(Excerpts from a dataset)
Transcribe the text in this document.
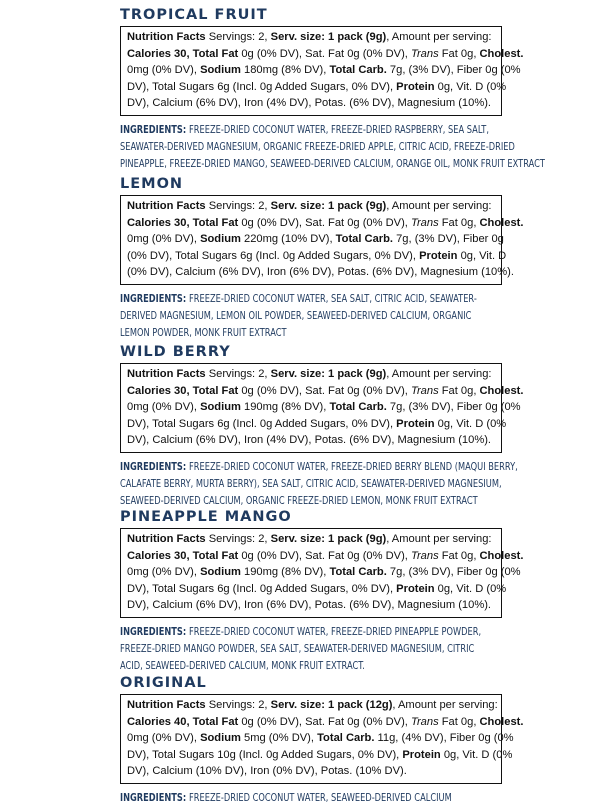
TROPICAL FRUIT
Nutrition Facts Servings: 2, Serv. size: 1 pack (9g), Amount per serving:
Calories 30, Total Fat 0g (0% DV), Sat. Fat 0g (0% DV), Trans Fat 0g, Cholest.
0mg (0% DV), Sodium 180mg (8% DV), Total Carb. 7g, (3% DV), Fiber 0g (0%
DV), Total Sugars 6g (Incl. 0g Added Sugars, 0% DV), Protein 0g, Vit. D (0%
DV), Calcium (6% DV), Iron (4% DV), Potas. (6% DV), Magnesium (10%).
INGREDIENTS: FREEZE-DRIED COCONUT WATER, FREEZE-DRIED RASPBERRY, SEA SALT,
SEAWATER-DERIVED MAGNESIUM, ORGANIC FREEZE-DRIED APPLE, CITRIC ACID, FREEZE-DRIED
PINEAPPLE, FREEZE-DRIED MANGO, SEAWEED-DERIVED CALCIUM, ORANGE OIL, MONK FRUIT EXTRACT
LEMON
Nutrition Facts Servings: 2, Serv. size: 1 pack (9g), Amount per serving:
Calories 30, Total Fat 0g (0% DV), Sat. Fat 0g (0% DV), Trans Fat 0g, Cholest.
0mg (0% DV), Sodium 220mg (10% DV), Total Carb. 7g, (3% DV), Fiber 0g
(0% DV), Total Sugars 6g (Incl. 0g Added Sugars, 0% DV), Protein 0g, Vit. D
(0% DV), Calcium (6% DV), Iron (6% DV), Potas. (6% DV), Magnesium (10%).
INGREDIENTS: FREEZE-DRIED COCONUT WATER, SEA SALT, CITRIC ACID, SEAWATER-
DERIVED MAGNESIUM, LEMON OIL POWDER, SEAWEED-DERIVED CALCIUM, ORGANIC
LEMON POWDER, MONK FRUIT EXTRACT
WILD BERRY
Nutrition Facts Servings: 2, Serv. size: 1 pack (9g), Amount per serving:
Calories 30, Total Fat 0g (0% DV), Sat. Fat 0g (0% DV), Trans Fat 0g, Cholest.
0mg (0% DV), Sodium 190mg (8% DV), Total Carb. 7g, (3% DV), Fiber 0g (0%
DV), Total Sugars 6g (Incl. 0g Added Sugars, 0% DV), Protein 0g, Vit. D (0%
DV), Calcium (6% DV), Iron (4% DV), Potas. (6% DV), Magnesium (10%).
INGREDIENTS: FREEZE-DRIED COCONUT WATER, FREEZE-DRIED BERRY BLEND (MAQUI BERRY,
CALAFATE BERRY, MURTA BERRY), SEA SALT, CITRIC ACID, SEAWATER-DERIVED MAGNESIUM,
SEAWEED-DERIVED CALCIUM, ORGANIC FREEZE-DRIED LEMON, MONK FRUIT EXTRACT
PINEAPPLE MANGO
Nutrition Facts Servings: 2, Serv. size: 1 pack (9g), Amount per serving:
Calories 30, Total Fat 0g (0% DV), Sat. Fat 0g (0% DV), Trans Fat 0g, Cholest.
0mg (0% DV), Sodium 190mg (8% DV), Total Carb. 7g, (3% DV), Fiber 0g (0%
DV), Total Sugars 6g (Incl. 0g Added Sugars, 0% DV), Protein 0g, Vit. D (0%
DV), Calcium (6% DV), Iron (6% DV), Potas. (6% DV), Magnesium (10%).
INGREDIENTS: FREEZE-DRIED COCONUT WATER, FREEZE-DRIED PINEAPPLE POWDER,
FREEZE-DRIED MANGO POWDER, SEA SALT, SEAWATER-DERIVED MAGNESIUM, CITRIC
ACID, SEAWEED-DERIVED CALCIUM, MONK FRUIT EXTRACT.
ORIGINAL
Nutrition Facts Servings: 2, Serv. size: 1 pack (12g), Amount per serving:
Calories 40, Total Fat 0g (0% DV), Sat. Fat 0g (0% DV), Trans Fat 0g, Cholest.
0mg (0% DV), Sodium 5mg (0% DV), Total Carb. 11g, (4% DV), Fiber 0g (0%
DV), Total Sugars 10g (Incl. 0g Added Sugars, 0% DV), Protein 0g, Vit. D (0%
DV), Calcium (10% DV), Iron (0% DV), Potas. (10% DV).
INGREDIENTS: FREEZE-DRIED COCONUT WATER, SEAWEED-DERIVED CALCIUM
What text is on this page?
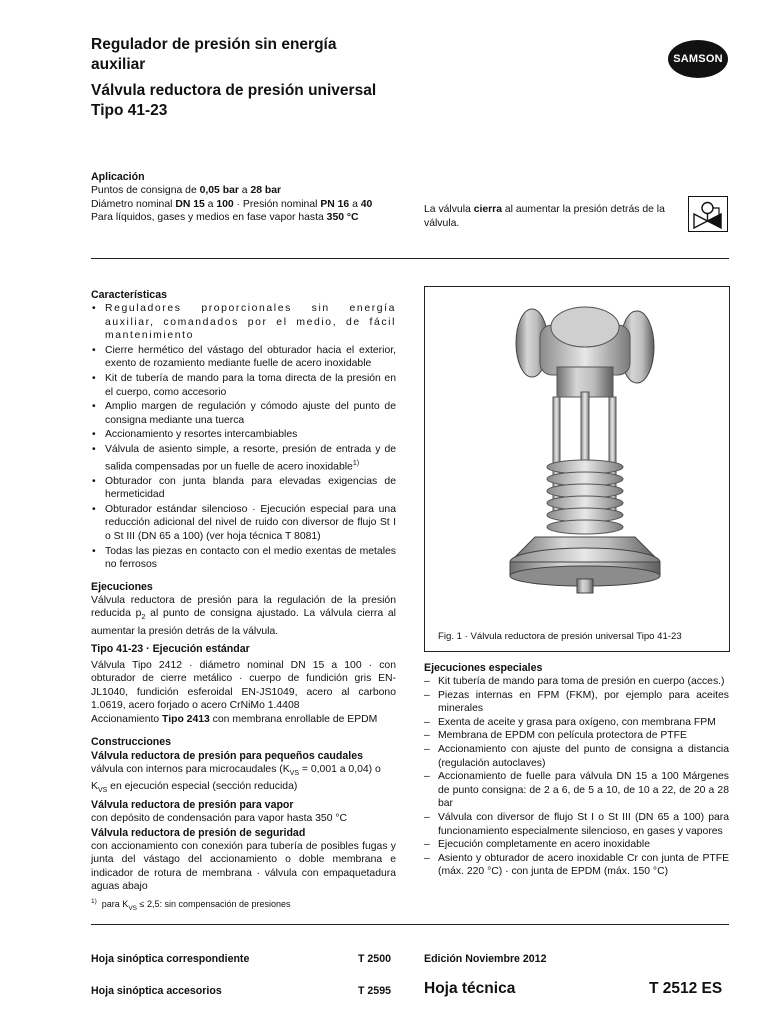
Regulador de presión sin energía
auxiliar
Válvula reductora de presión universal
Tipo 41-23
SAMSON
Aplicación
Puntos de consigna de 0,05 bar a 28 bar
Diámetro nominal DN 15 a 100 · Presión nominal PN 16 a 40
Para líquidos, gases y medios en fase vapor hasta 350 °C
La válvula cierra al aumentar la presión detrás de la válvula.
Características
• Reguladores proporcionales sin energía auxiliar, comandados por el medio, de fácil mantenimiento
• Cierre hermético del vástago del obturador hacia el exterior, exento de rozamiento mediante fuelle de acero inoxidable
• Kit de tubería de mando para la toma directa de la presión en el cuerpo, como accesorio
• Amplio margen de regulación y cómodo ajuste del punto de consigna mediante una tuerca
• Accionamiento y resortes intercambiables
• Válvula de asiento simple, a resorte, presión de entrada y de salida compensadas por un fuelle de acero inoxidable$^{1)}$
• Obturador con junta blanda para elevadas exigencias de hermeticidad
• Obturador estándar silencioso · Ejecución especial para una reducción adicional del nivel de ruido con diversor de flujo St I o St III (DN 65 a 100) (ver hoja técnica T 8081)
• Todas las piezas en contacto con el medio exentas de metales no ferrosos
Ejecuciones
Válvula reductora de presión para la regulación de la presión reducida $p_2$ al punto de consigna ajustado. La válvula cierra al aumentar la presión detrás de la válvula.
Tipo 41-23 · Ejecución estándar
Válvula Tipo 2412 · diámetro nominal DN 15 a 100 · con obturador de cierre metálico · cuerpo de fundición gris EN-JL1040, fundición esferoidal EN-JS1049, acero al carbono 1.0619, acero forjado o acero CrNiMo 1.4408
Accionamiento Tipo 2413 con membrana enrollable de EPDM
Construcciones
Válvula reductora de presión para pequeños caudales
válvula con internos para microcaudales ($K_{VS} = 0,001$ a 0,04) o $K_{VS}$ en ejecución especial (sección reducida)
Válvula reductora de presión para vapor
con depósito de condensación para vapor hasta 350 °C
Válvula reductora de presión de seguridad
con accionamiento con conexión para tubería de posibles fugas y junta del vástago del accionamiento o doble membrana e indicador de rotura de membrana · válvula con empaquetadura aguas abajo
$^{1)}$ para $K_{VS} \le 2,5$: sin compensación de presiones
Fig. 1 · Válvula reductora de presión universal Tipo 41-23
Ejecuciones especiales
– Kit tubería de mando para toma de presión en cuerpo (acces.)
– Piezas internas en FPM (FKM), por ejemplo para aceites minerales
– Exenta de aceite y grasa para oxígeno, con membrana FPM
– Membrana de EPDM con película protectora de PTFE
– Accionamiento con ajuste del punto de consigna a distancia (regulación autoclaves)
– Accionamiento de fuelle para válvula DN 15 a 100 Márgenes de punto consigna: de 2 a 6, de 5 a 10, de 10 a 22, de 20 a 28 bar
– Válvula con diversor de flujo St I o St III (DN 65 a 100) para funcionamiento especialmente silencioso, en gases y vapores
– Ejecución completamente en acero inoxidable
– Asiento y obturador de acero inoxidable Cr con junta de PTFE (máx. 220 °C) · con junta de EPDM (máx. 150 °C)
Hoja sinóptica correspondiente	T 2500
Hoja sinóptica accesorios	T 2595
Edición Noviembre 2012
Hoja técnica	T 2512 ES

▸ ABOUT THIS EXERCISE
Read each line of the data and count the ones that include "sinóptica", answering with the number alone.

▸ SOLUTION BELOW
2